- [Exercise task]: Reproduce the records below exactly as they appear.

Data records

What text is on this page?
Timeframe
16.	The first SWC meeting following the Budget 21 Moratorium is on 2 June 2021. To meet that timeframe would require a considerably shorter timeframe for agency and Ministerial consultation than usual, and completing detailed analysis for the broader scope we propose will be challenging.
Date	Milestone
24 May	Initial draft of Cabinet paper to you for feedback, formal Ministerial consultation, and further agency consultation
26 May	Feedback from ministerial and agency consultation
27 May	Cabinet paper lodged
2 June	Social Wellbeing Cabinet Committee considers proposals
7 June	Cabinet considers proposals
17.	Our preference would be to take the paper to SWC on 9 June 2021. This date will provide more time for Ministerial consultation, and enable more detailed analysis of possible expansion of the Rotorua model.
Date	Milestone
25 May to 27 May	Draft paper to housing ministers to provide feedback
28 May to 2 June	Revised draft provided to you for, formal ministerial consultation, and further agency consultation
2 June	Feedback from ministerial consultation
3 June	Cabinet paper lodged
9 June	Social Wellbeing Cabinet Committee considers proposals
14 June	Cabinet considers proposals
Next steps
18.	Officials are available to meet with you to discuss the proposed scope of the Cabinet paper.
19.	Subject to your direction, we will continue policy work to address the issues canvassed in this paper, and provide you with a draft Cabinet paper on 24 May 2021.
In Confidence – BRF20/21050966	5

- [Complete response]:
What text is on this page?
Timeframe
16.	The first SWC meeting following the Budget 21 Moratorium is on 2 June 2021. To meet that timeframe would require a considerably shorter timeframe for agency and Ministerial consultation than usual, and completing detailed analysis for the broader scope we propose will be challenging.
Date	Milestone
24 May	Initial draft of Cabinet paper to you for feedback, formal Ministerial consultation, and further agency consultation
26 May	Feedback from ministerial and agency consultation
27 May	Cabinet paper lodged
2 June	Social Wellbeing Cabinet Committee considers proposals
7 June	Cabinet considers proposals
17.	Our preference would be to take the paper to SWC on 9 June 2021. This date will provide more time for Ministerial consultation, and enable more detailed analysis of possible expansion of the Rotorua model.
Date	Milestone
25 May to 27 May	Draft paper to housing ministers to provide feedback
28 May to 2 June	Revised draft provided to you for, formal ministerial consultation, and further agency consultation
2 June	Feedback from ministerial consultation
3 June	Cabinet paper lodged
9 June	Social Wellbeing Cabinet Committee considers proposals
14 June	Cabinet considers proposals
Next steps
18.	Officials are available to meet with you to discuss the proposed scope of the Cabinet paper.
19.	Subject to your direction, we will continue policy work to address the issues canvassed in this paper, and provide you with a draft Cabinet paper on 24 May 2021.
In Confidence – BRF20/21050966	5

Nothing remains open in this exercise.